EXCERPTED RECORDS:

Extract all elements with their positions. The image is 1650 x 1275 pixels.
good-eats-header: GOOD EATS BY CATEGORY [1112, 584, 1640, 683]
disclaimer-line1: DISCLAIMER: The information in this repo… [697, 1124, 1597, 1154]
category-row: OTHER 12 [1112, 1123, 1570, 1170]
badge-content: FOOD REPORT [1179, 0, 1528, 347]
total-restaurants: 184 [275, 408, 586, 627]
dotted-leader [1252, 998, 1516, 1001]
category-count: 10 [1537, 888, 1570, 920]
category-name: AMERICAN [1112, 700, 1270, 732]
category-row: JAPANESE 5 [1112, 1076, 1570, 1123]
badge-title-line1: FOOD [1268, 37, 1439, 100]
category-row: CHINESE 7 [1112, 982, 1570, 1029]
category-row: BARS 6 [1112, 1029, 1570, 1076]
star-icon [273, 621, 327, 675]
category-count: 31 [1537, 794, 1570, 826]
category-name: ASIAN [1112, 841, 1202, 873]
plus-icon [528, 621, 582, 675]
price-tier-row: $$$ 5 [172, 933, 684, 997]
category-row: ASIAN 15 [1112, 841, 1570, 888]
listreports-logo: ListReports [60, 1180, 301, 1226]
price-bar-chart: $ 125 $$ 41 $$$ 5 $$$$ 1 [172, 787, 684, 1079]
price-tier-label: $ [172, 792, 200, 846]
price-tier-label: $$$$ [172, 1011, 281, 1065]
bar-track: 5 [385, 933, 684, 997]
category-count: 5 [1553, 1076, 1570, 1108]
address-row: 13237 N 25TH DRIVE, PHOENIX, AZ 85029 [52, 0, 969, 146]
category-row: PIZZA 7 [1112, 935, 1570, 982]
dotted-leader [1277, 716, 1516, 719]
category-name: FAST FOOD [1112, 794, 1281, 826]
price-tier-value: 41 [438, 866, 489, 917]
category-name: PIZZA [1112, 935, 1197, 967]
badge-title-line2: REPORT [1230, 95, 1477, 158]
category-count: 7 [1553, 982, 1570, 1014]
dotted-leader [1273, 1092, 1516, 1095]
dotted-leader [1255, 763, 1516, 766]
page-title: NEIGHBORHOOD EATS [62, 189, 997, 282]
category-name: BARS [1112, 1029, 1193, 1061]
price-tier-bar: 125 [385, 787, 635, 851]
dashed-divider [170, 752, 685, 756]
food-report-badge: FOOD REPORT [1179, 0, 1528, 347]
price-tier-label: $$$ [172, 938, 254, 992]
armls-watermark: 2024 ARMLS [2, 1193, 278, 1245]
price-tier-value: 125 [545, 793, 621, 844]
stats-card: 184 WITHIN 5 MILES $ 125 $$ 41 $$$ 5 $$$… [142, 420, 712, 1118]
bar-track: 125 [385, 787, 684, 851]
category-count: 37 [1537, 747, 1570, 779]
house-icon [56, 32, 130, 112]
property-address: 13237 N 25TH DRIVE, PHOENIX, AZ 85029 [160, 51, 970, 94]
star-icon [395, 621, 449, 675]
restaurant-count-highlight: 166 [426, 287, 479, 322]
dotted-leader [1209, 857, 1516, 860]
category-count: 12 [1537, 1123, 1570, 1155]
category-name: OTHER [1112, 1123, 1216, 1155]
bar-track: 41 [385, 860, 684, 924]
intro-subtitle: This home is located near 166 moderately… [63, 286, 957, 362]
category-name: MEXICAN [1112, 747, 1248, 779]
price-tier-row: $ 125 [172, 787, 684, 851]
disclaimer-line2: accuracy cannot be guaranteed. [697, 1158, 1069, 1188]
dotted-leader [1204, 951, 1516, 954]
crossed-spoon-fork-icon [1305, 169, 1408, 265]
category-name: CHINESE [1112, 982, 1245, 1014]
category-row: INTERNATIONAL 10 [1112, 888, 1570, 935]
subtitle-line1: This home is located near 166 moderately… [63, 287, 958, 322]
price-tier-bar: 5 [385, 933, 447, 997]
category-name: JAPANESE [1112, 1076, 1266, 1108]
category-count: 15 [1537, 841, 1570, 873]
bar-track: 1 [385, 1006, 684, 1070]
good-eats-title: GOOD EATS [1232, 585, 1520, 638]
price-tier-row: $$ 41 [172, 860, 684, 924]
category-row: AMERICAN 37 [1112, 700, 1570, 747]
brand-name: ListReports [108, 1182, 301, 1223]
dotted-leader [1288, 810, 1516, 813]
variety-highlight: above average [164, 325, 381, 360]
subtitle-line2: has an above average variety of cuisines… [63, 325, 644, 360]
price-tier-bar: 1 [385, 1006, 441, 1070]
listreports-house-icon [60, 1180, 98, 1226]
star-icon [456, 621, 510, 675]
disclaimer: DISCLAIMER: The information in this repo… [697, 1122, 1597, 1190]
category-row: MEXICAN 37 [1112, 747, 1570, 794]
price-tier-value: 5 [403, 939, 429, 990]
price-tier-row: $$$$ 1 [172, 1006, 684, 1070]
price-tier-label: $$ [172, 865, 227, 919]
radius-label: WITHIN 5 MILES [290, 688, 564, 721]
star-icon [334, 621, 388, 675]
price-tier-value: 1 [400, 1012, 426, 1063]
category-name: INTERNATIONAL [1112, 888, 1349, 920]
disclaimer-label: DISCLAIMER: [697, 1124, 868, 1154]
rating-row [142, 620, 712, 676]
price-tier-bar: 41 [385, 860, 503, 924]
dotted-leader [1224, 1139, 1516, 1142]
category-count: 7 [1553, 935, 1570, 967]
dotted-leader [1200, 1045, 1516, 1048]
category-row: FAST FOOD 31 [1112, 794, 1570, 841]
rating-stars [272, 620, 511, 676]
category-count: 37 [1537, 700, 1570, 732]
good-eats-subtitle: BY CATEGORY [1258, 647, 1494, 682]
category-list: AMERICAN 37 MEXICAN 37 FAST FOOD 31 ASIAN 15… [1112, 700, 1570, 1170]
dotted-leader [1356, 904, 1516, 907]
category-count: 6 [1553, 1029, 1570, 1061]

WHAT YOU HAVE TO DO:
Please copy every one of the rows above word for word, keeping each line in the same order.

RESPONSE:
Extract all elements with their positions. The image is 1650 x 1275 pixels.
good-eats-header: GOOD EATS BY CATEGORY [1112, 584, 1640, 683]
disclaimer-line1: DISCLAIMER: The information in this repo… [697, 1124, 1597, 1154]
category-row: OTHER 12 [1112, 1123, 1570, 1170]
badge-content: FOOD REPORT [1179, 0, 1528, 347]
total-restaurants: 184 [275, 408, 586, 627]
dotted-leader [1252, 998, 1516, 1001]
category-count: 10 [1537, 888, 1570, 920]
category-name: AMERICAN [1112, 700, 1270, 732]
category-row: JAPANESE 5 [1112, 1076, 1570, 1123]
badge-title-line1: FOOD [1268, 37, 1439, 100]
category-row: CHINESE 7 [1112, 982, 1570, 1029]
category-row: BARS 6 [1112, 1029, 1570, 1076]
star-icon [273, 621, 327, 675]
category-count: 31 [1537, 794, 1570, 826]
category-name: ASIAN [1112, 841, 1202, 873]
plus-icon [528, 621, 582, 675]
price-tier-row: $$$ 5 [172, 933, 684, 997]
category-row: ASIAN 15 [1112, 841, 1570, 888]
listreports-logo: ListReports [60, 1180, 301, 1226]
price-bar-chart: $ 125 $$ 41 $$$ 5 $$$$ 1 [172, 787, 684, 1079]
price-tier-label: $ [172, 792, 200, 846]
price-tier-label: $$$$ [172, 1011, 281, 1065]
bar-track: 5 [385, 933, 684, 997]
category-count: 5 [1553, 1076, 1570, 1108]
address-row: 13237 N 25TH DRIVE, PHOENIX, AZ 85029 [52, 0, 969, 146]
category-row: PIZZA 7 [1112, 935, 1570, 982]
dotted-leader [1277, 716, 1516, 719]
category-name: FAST FOOD [1112, 794, 1281, 826]
price-tier-value: 41 [438, 866, 489, 917]
category-name: PIZZA [1112, 935, 1197, 967]
badge-title-line2: REPORT [1230, 95, 1477, 158]
category-count: 7 [1553, 982, 1570, 1014]
dotted-leader [1273, 1092, 1516, 1095]
dotted-leader [1255, 763, 1516, 766]
page-title: NEIGHBORHOOD EATS [62, 189, 997, 282]
category-name: BARS [1112, 1029, 1193, 1061]
price-tier-bar: 125 [385, 787, 635, 851]
dashed-divider [170, 752, 685, 756]
food-report-badge: FOOD REPORT [1179, 0, 1528, 347]
price-tier-label: $$$ [172, 938, 254, 992]
armls-watermark: 2024 ARMLS [2, 1193, 278, 1245]
price-tier-value: 125 [545, 793, 621, 844]
stats-card: 184 WITHIN 5 MILES $ 125 $$ 41 $$$ 5 $$$… [142, 420, 712, 1118]
bar-track: 125 [385, 787, 684, 851]
category-count: 37 [1537, 747, 1570, 779]
house-icon [56, 32, 130, 112]
property-address: 13237 N 25TH DRIVE, PHOENIX, AZ 85029 [160, 51, 970, 94]
star-icon [395, 621, 449, 675]
restaurant-count-highlight: 166 [426, 287, 479, 322]
dotted-leader [1209, 857, 1516, 860]
category-count: 12 [1537, 1123, 1570, 1155]
category-name: OTHER [1112, 1123, 1216, 1155]
bar-track: 41 [385, 860, 684, 924]
intro-subtitle: This home is located near 166 moderately… [63, 286, 957, 362]
category-name: MEXICAN [1112, 747, 1248, 779]
price-tier-row: $ 125 [172, 787, 684, 851]
disclaimer-line2: accuracy cannot be guaranteed. [697, 1158, 1069, 1188]
dotted-leader [1204, 951, 1516, 954]
crossed-spoon-fork-icon [1305, 169, 1408, 265]
category-name: CHINESE [1112, 982, 1245, 1014]
category-row: INTERNATIONAL 10 [1112, 888, 1570, 935]
subtitle-line1: This home is located near 166 moderately… [63, 287, 958, 322]
price-tier-bar: 5 [385, 933, 447, 997]
category-name: JAPANESE [1112, 1076, 1266, 1108]
category-count: 15 [1537, 841, 1570, 873]
bar-track: 1 [385, 1006, 684, 1070]
good-eats-title: GOOD EATS [1232, 585, 1520, 638]
price-tier-row: $$ 41 [172, 860, 684, 924]
category-row: AMERICAN 37 [1112, 700, 1570, 747]
brand-name: ListReports [108, 1182, 301, 1223]
dotted-leader [1288, 810, 1516, 813]
variety-highlight: above average [164, 325, 381, 360]
subtitle-line2: has an above average variety of cuisines… [63, 325, 644, 360]
price-tier-bar: 1 [385, 1006, 441, 1070]
listreports-house-icon [60, 1180, 98, 1226]
star-icon [456, 621, 510, 675]
disclaimer: DISCLAIMER: The information in this repo… [697, 1122, 1597, 1190]
category-row: MEXICAN 37 [1112, 747, 1570, 794]
price-tier-value: 5 [403, 939, 429, 990]
price-tier-row: $$$$ 1 [172, 1006, 684, 1070]
price-tier-label: $$ [172, 865, 227, 919]
radius-label: WITHIN 5 MILES [290, 688, 564, 721]
star-icon [334, 621, 388, 675]
price-tier-value: 1 [400, 1012, 426, 1063]
category-name: INTERNATIONAL [1112, 888, 1349, 920]
disclaimer-label: DISCLAIMER: [697, 1124, 868, 1154]
rating-row [142, 620, 712, 676]
price-tier-bar: 41 [385, 860, 503, 924]
dotted-leader [1224, 1139, 1516, 1142]
category-count: 7 [1553, 935, 1570, 967]
dotted-leader [1200, 1045, 1516, 1048]
category-row: FAST FOOD 31 [1112, 794, 1570, 841]
rating-stars [272, 620, 511, 676]
category-count: 37 [1537, 700, 1570, 732]
good-eats-subtitle: BY CATEGORY [1258, 647, 1494, 682]
category-list: AMERICAN 37 MEXICAN 37 FAST FOOD 31 ASIAN 15… [1112, 700, 1570, 1170]
dotted-leader [1356, 904, 1516, 907]
category-count: 6 [1553, 1029, 1570, 1061]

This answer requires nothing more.